Collection entries »
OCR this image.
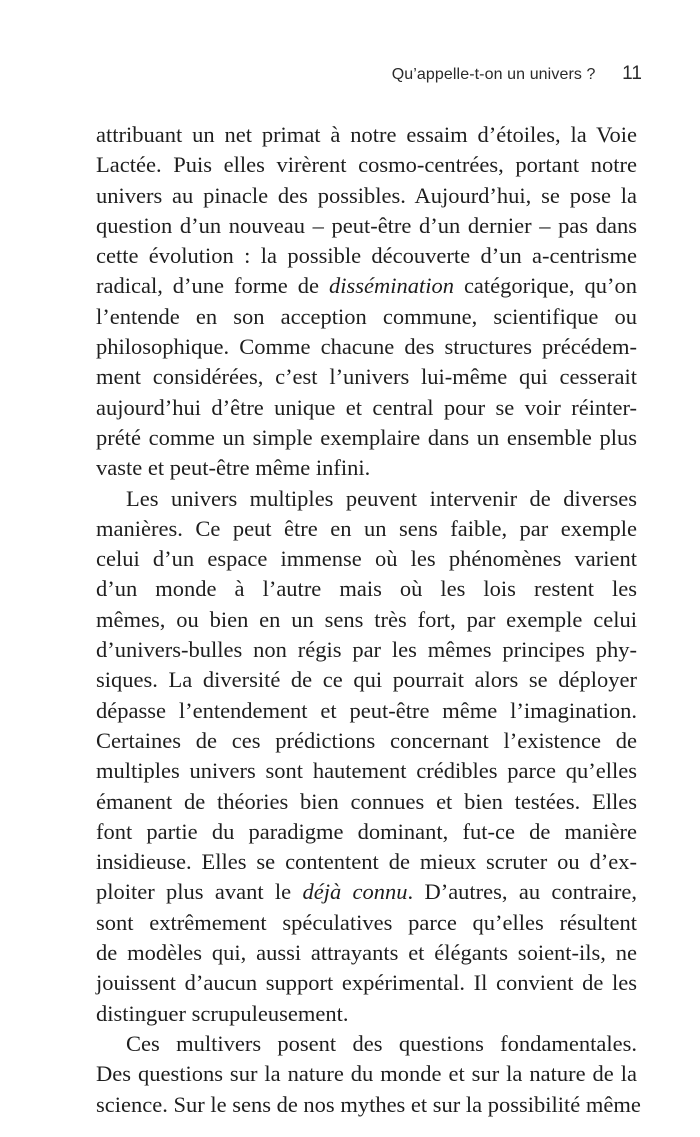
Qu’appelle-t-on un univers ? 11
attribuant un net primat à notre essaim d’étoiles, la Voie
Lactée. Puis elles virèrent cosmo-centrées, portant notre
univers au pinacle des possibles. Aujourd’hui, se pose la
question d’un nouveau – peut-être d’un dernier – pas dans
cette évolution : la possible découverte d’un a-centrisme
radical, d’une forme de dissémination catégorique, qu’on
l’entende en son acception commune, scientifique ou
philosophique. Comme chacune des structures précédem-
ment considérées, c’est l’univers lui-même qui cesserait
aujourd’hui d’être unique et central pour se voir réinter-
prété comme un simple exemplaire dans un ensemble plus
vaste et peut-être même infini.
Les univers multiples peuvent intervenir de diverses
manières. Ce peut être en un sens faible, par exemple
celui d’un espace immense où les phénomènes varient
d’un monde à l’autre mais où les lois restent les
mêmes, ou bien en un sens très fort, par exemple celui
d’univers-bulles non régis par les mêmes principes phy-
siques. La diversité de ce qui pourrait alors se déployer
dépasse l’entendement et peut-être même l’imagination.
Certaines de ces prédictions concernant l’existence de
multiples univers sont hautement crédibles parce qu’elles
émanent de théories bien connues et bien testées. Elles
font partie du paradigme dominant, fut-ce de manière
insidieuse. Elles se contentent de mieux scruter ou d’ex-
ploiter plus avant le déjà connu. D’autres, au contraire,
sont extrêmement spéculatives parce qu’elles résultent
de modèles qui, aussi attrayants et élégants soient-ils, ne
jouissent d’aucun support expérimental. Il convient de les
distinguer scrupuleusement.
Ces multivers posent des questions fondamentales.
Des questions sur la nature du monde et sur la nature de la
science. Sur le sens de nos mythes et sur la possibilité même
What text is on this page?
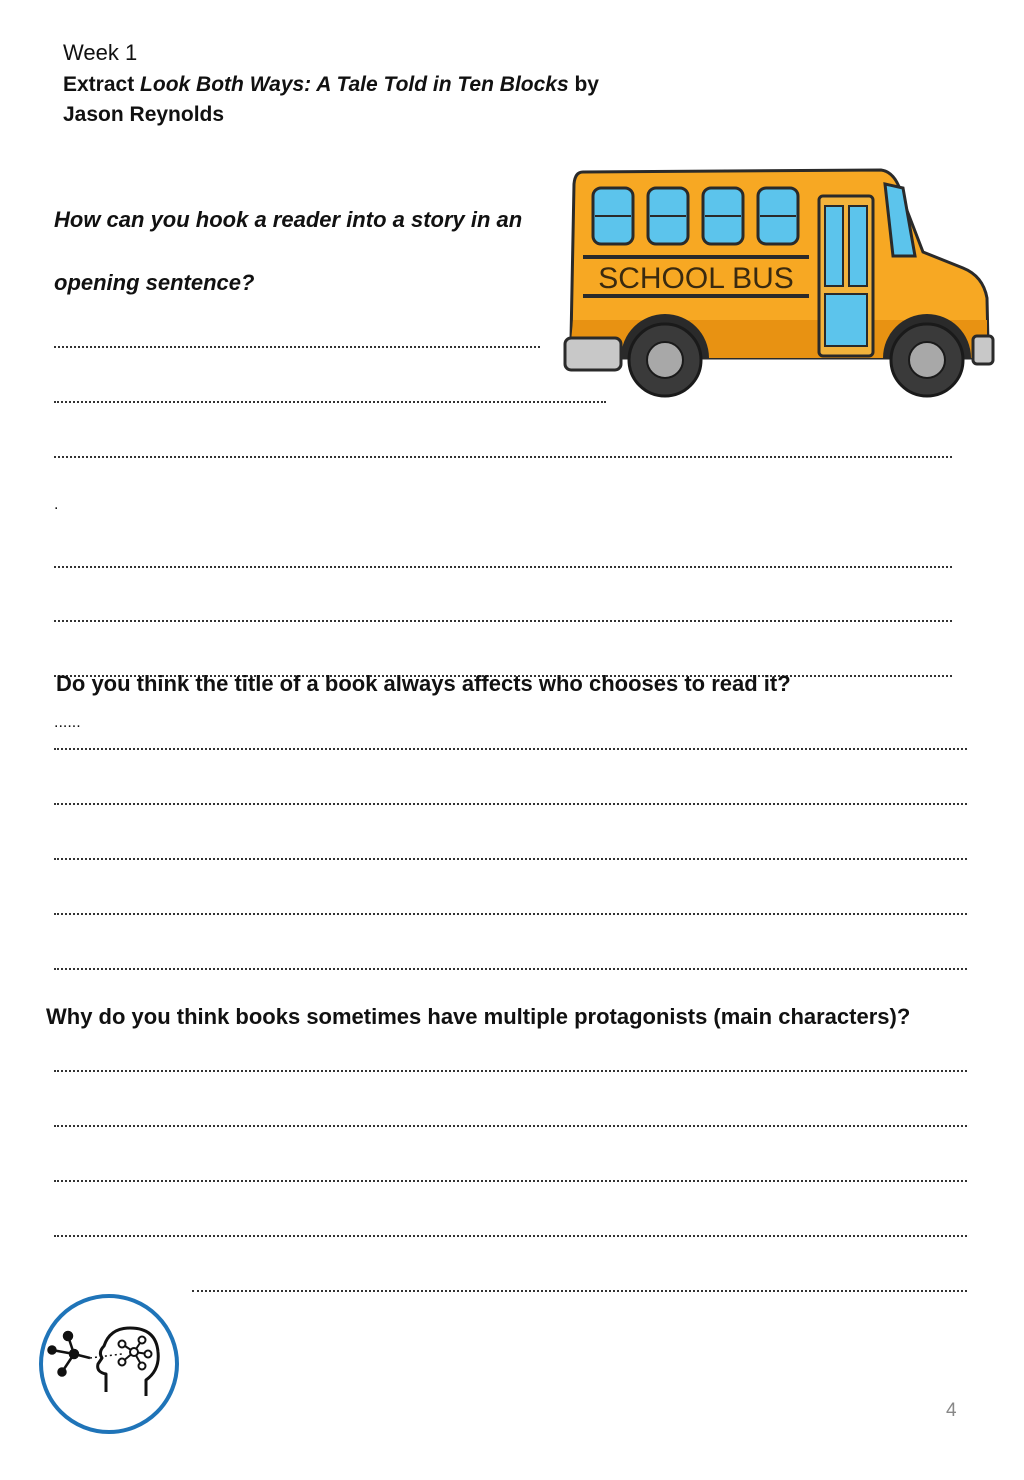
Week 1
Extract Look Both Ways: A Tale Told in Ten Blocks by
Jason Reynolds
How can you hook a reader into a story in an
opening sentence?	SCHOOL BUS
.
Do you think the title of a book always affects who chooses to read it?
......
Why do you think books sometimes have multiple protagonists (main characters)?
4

Task » Determine how many lines in the data above contain the string "bien". Give nothing except the number.

Answer to this exercise » 2